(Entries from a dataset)
▬▬▬
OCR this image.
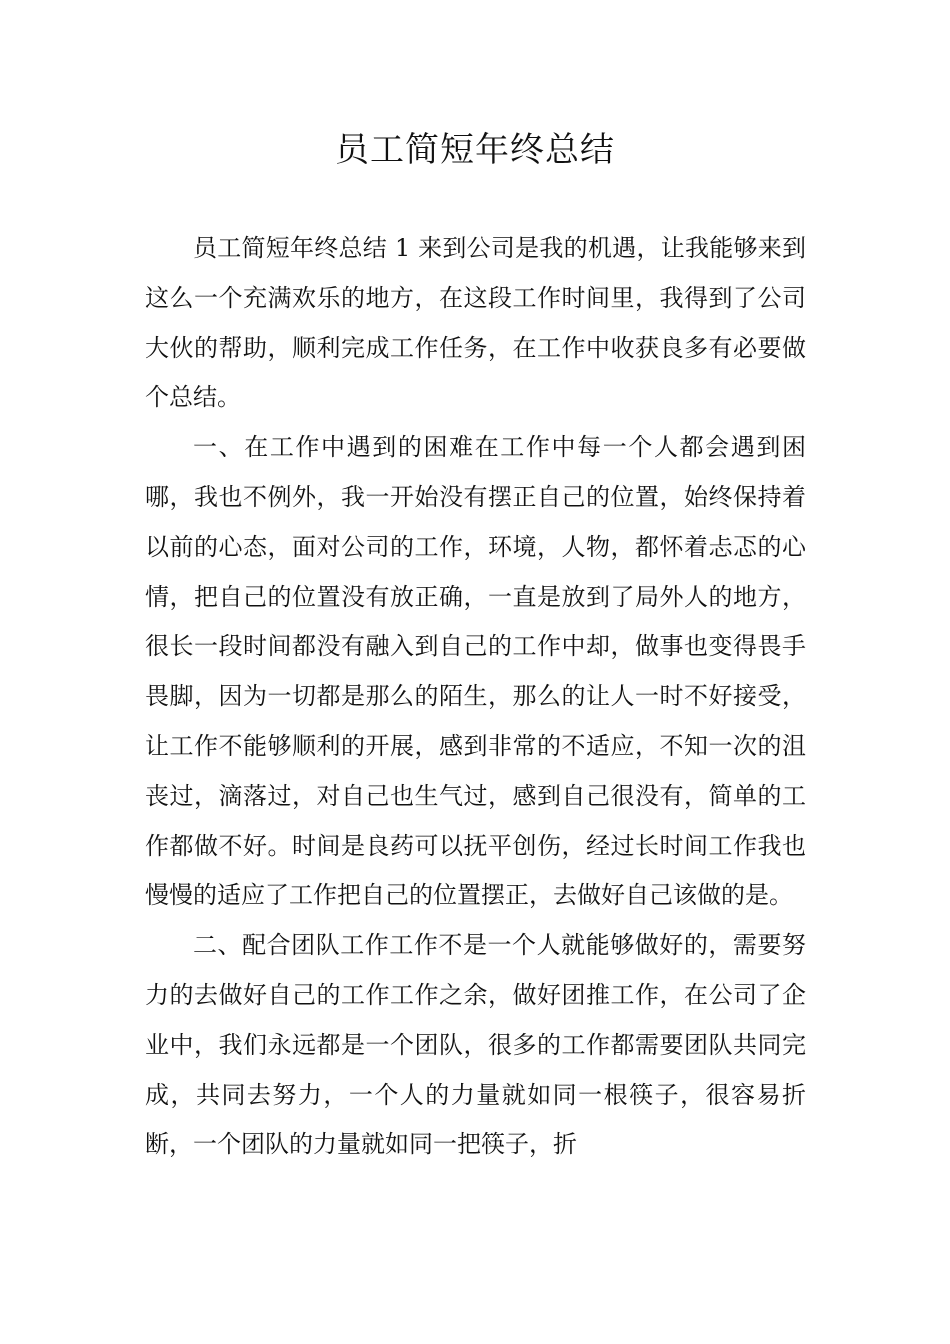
员工简短年终总结

员工简短年终总结 1 来到公司是我的机遇，让我能够来到这么一个充满欢乐的地方，在这段工作时间里，我得到了公司大伙的帮助，顺利完成工作任务，在工作中收获良多有必要做个总结。

一、在工作中遇到的困难在工作中每一个人都会遇到困哪，我也不例外，我一开始没有摆正自己的位置，始终保持着以前的心态，面对公司的工作，环境，人物，都怀着忐忑的心情，把自己的位置没有放正确，一直是放到了局外人的地方，很长一段时间都没有融入到自己的工作中却，做事也变得畏手畏脚，因为一切都是那么的陌生，那么的让人一时不好接受，让工作不能够顺利的开展，感到非常的不适应，不知一次的沮丧过，滴落过，对自己也生气过，感到自己很没有，简单的工作都做不好。时间是良药可以抚平创伤，经过长时间工作我也慢慢的适应了工作把自己的位置摆正，去做好自己该做的是。

二、配合团队工作工作不是一个人就能够做好的，需要努力的去做好自己的工作工作之余，做好团推工作，在公司了企业中，我们永远都是一个团队，很多的工作都需要团队共同完成，共同去努力，一个人的力量就如同一根筷子，很容易折断，一个团队的力量就如同一把筷子，折
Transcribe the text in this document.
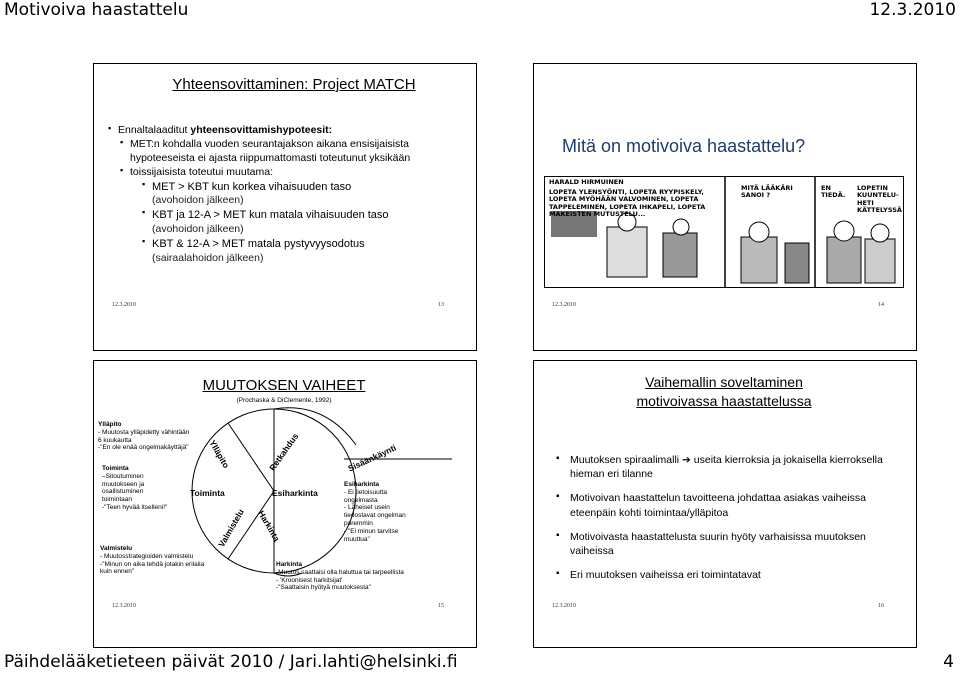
Motivoiva haastattelu	12.3.2010
Yhteensovittaminen: Project MATCH
▪ Ennaltalaaditut yhteensovittamishypoteesit:
▪ MET:n kohdalla vuoden seurantajakson aikana ensisijaisista hypoteeseista ei ajasta riippumattomasti toteutunut yksikään
▪ toissijaisista toteutui muutama:
▪ MET > KBT kun korkea vihaisuuden taso
(avohoidon jälkeen)
▪ KBT ja 12-A > MET kun matala vihaisuuden taso
(avohoidon jälkeen)
▪ KBT & 12-A > MET matala pystyvyysodotus
(sairaalahoidon jälkeen)
12.3.2010	13
Mitä on motivoiva haastattelu?
HARALD HIRMUINEN
LOPETA YLENSYÖNTI, LOPETA RYYPISKELY, LOPETA MYÖHÄÄN VALVOMINEN, LOPETA TAPPELEMINEN, LOPETA IHKAPELI, LOPETA MAKEISTEN MUTUSTELU...
MITÄ LÄÄKÄRI SANOI ?
EN TIEDÄ.
LOPETIN KUUNTELU-HETI KÄTTELYSSÄ
12.3.2010	14
MUUTOKSEN VAIHEET
(Prochaska & DiClemente, 1992)
Ylläpito	Retkahdus	Sisäänkäynti
Toiminta	Esiharkinta
Valmistelu Harkinta
Ylläpito
- Muutosta ylläpidetty vähintään
6 kuukautta
-"En ole enää ongelmakäyttäjä"
Toiminta
–Sitoutuminen
muutokseen ja
osallistuminen
toimintaan
-"Teen hyvää itselleni!"
Valmistelu
- Muutosstrategioiden valmistelu
-"Minun on aika tehdä jotakin erilaila
kuin ennen"
Esiharkinta
- Ei tietoisuutta
ongelmasta
- Läheiset usein
tiedostavat ongelman
paremmin
- "Ei minun tarvitse
muuttua"
Harkinta
-Muutos saattaisi olla haluttua tai tarpeellista
- 'Kroonisest harkitsijat'
-"Saattaisin hyötyä muutoksesta"
12.3.2010	15
Vaihemallin soveltaminen
motivoivassa haastattelussa
▪ Muutoksen spiraalimalli ➔ useita kierroksia ja jokaisella kierroksella hieman eri tilanne
▪ Motivoivan haastattelun tavoitteena johdattaa asiakas vaiheissa eteenpäin kohti toimintaa/ylläpitoa
▪ Motivoivasta haastattelusta suurin hyöty varhaisissa muutoksen vaiheissa
▪ Eri muutoksen vaiheissa eri toimintatavat
12.3.2010	16
Päihdelääketieteen päivät 2010 / Jari.lahti@helsinki.fi	4
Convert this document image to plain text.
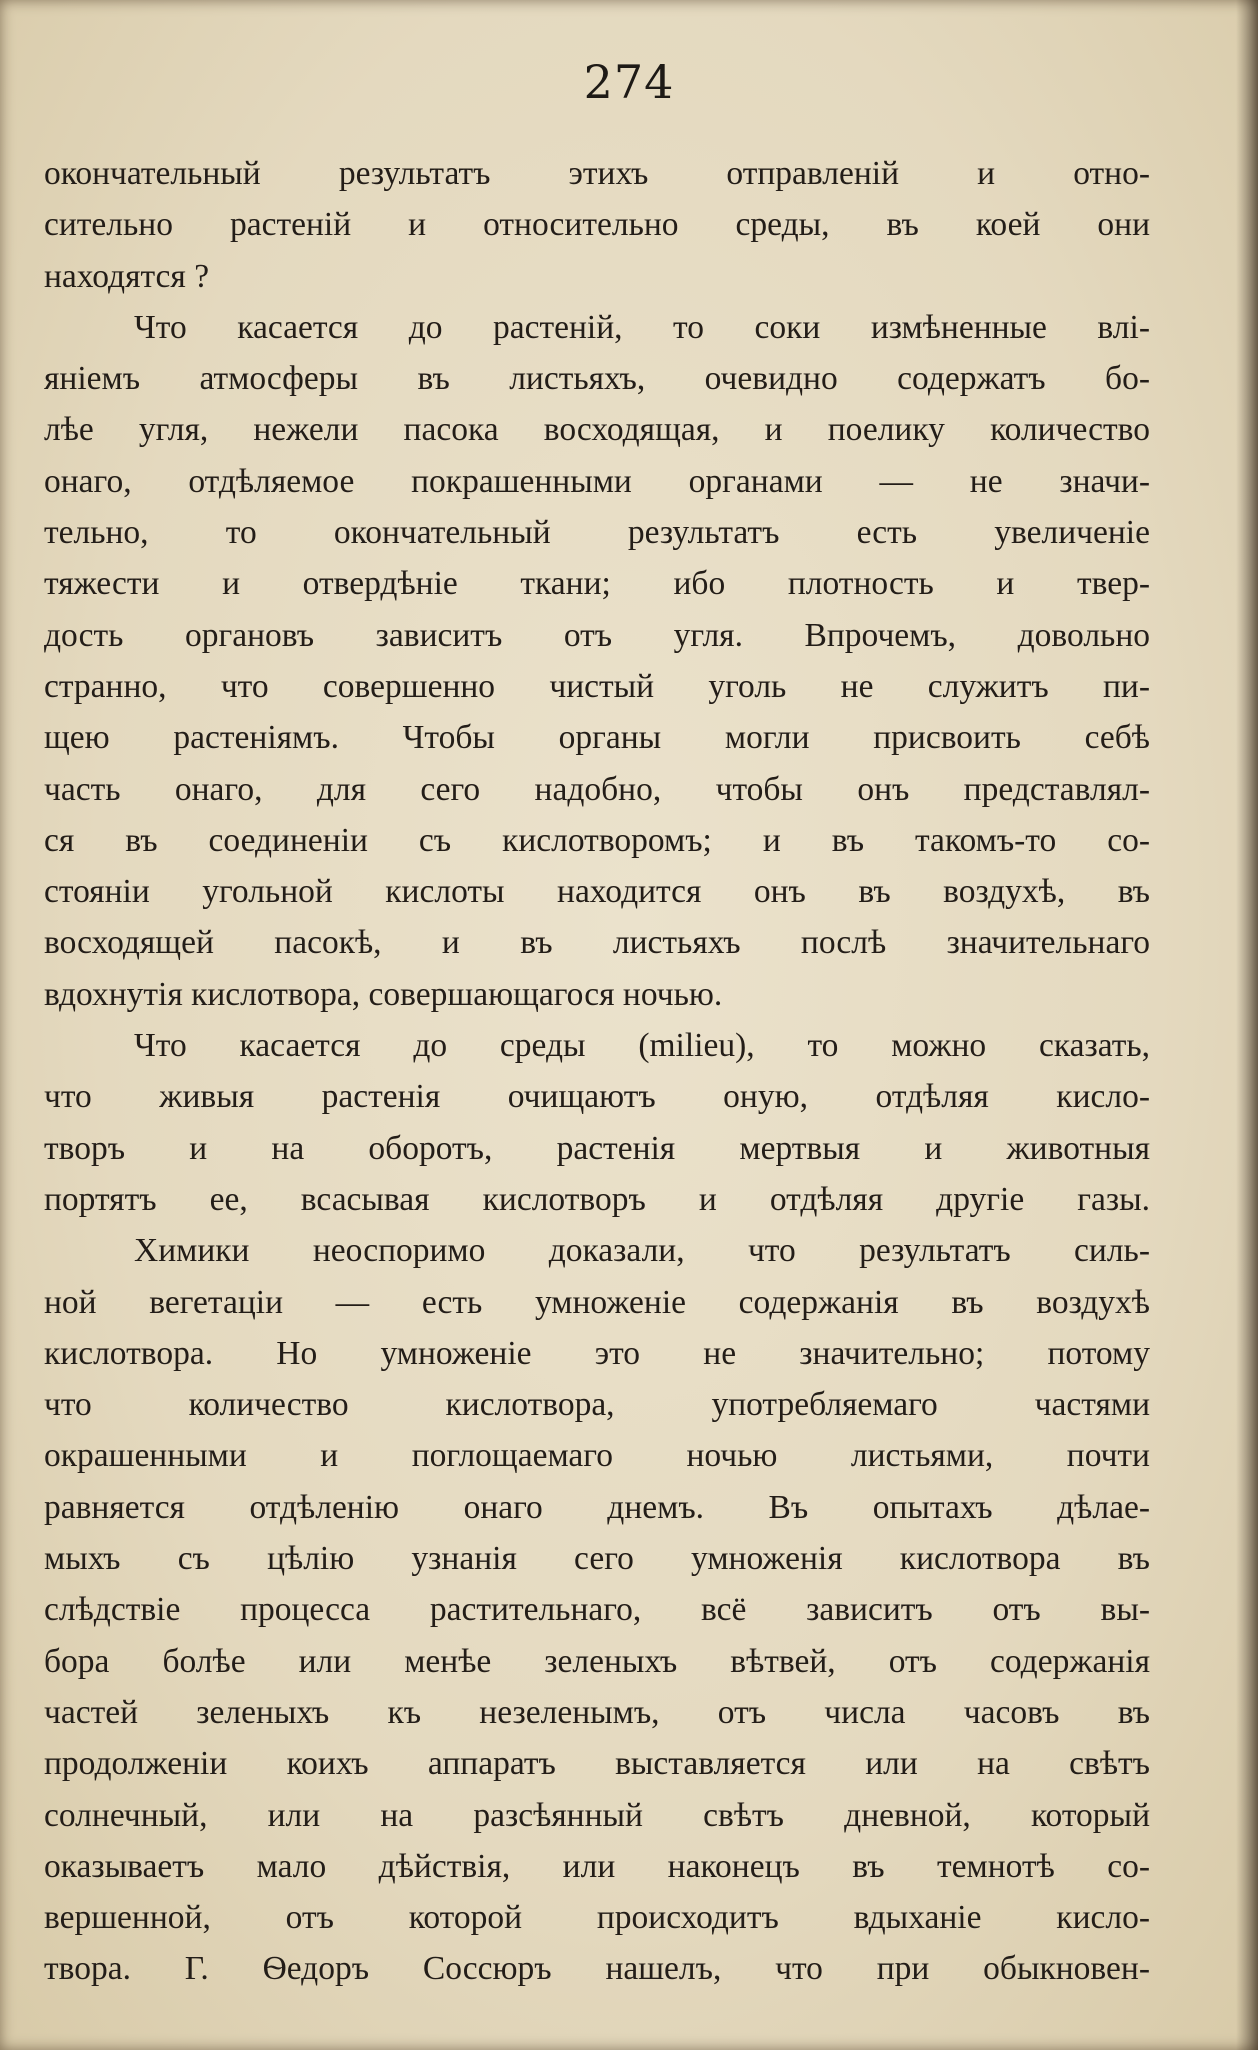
274
окончательный результатъ этихъ отправленій и отно-
сительно растеній и относительно среды, въ коей они
находятся ?
Что касается до растеній, то соки измѣненные влі-
яніемъ атмосферы въ листьяхъ, очевидно содержатъ бо-
лѣе угля, нежели пасока восходящая, и поелику количество
онаго, отдѣляемое покрашенными органами — не значи-
тельно, то окончательный результатъ есть увеличеніе
тяжести и отвердѣніе ткани; ибо плотность и твер-
дость органовъ зависитъ отъ угля. Впрочемъ, довольно
странно, что совершенно чистый уголь не служитъ пи-
щею растеніямъ. Чтобы органы могли присвоить себѣ
часть онаго, для сего надобно, чтобы онъ представлял-
ся въ соединеніи съ кислотворомъ; и въ такомъ-то со-
стояніи угольной кислоты находится онъ въ воздухѣ, въ
восходящей пасокѣ, и въ листьяхъ послѣ значительнаго
вдохнутія кислотвора, совершающагося ночью.
Что касается до среды (milieu), то можно сказать,
что живыя растенія очищаютъ оную, отдѣляя кисло-
творъ и на оборотъ, растенія мертвыя и животныя
портятъ ее, всасывая кислотворъ и отдѣляя другіе газы.
Химики неоспоримо доказали, что результатъ силь-
ной вегетаціи — есть умноженіе содержанія въ воздухѣ
кислотвора. Но умноженіе это не значительно; потому
что количество кислотвора, употребляемаго частями
окрашенными и поглощаемаго ночью листьями, почти
равняется отдѣленію онаго днемъ. Въ опытахъ дѣлае-
мыхъ съ цѣлію узнанія сего умноженія кислотвора въ
слѣдствіе процесса растительнаго, всё зависитъ отъ вы-
бора болѣе или менѣе зеленыхъ вѣтвей, отъ содержанія
частей зеленыхъ къ незеленымъ, отъ числа часовъ въ
продолженіи коихъ аппаратъ выставляется или на свѣтъ
солнечный, или на разсѣянный свѣтъ дневной, который
оказываетъ мало дѣйствія, или наконецъ въ темнотѣ со-
вершенной, отъ которой происходитъ вдыханіе кисло-
твора. Г. Ѳедоръ Соссюръ нашелъ, что при обыкновен-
▬▬▬
● **WORK TO DO**: Tally how many lines of the material contain the word "угля". The answer must be the number and nothing else.

● **ANSWER TO THE PROBLEM**: 2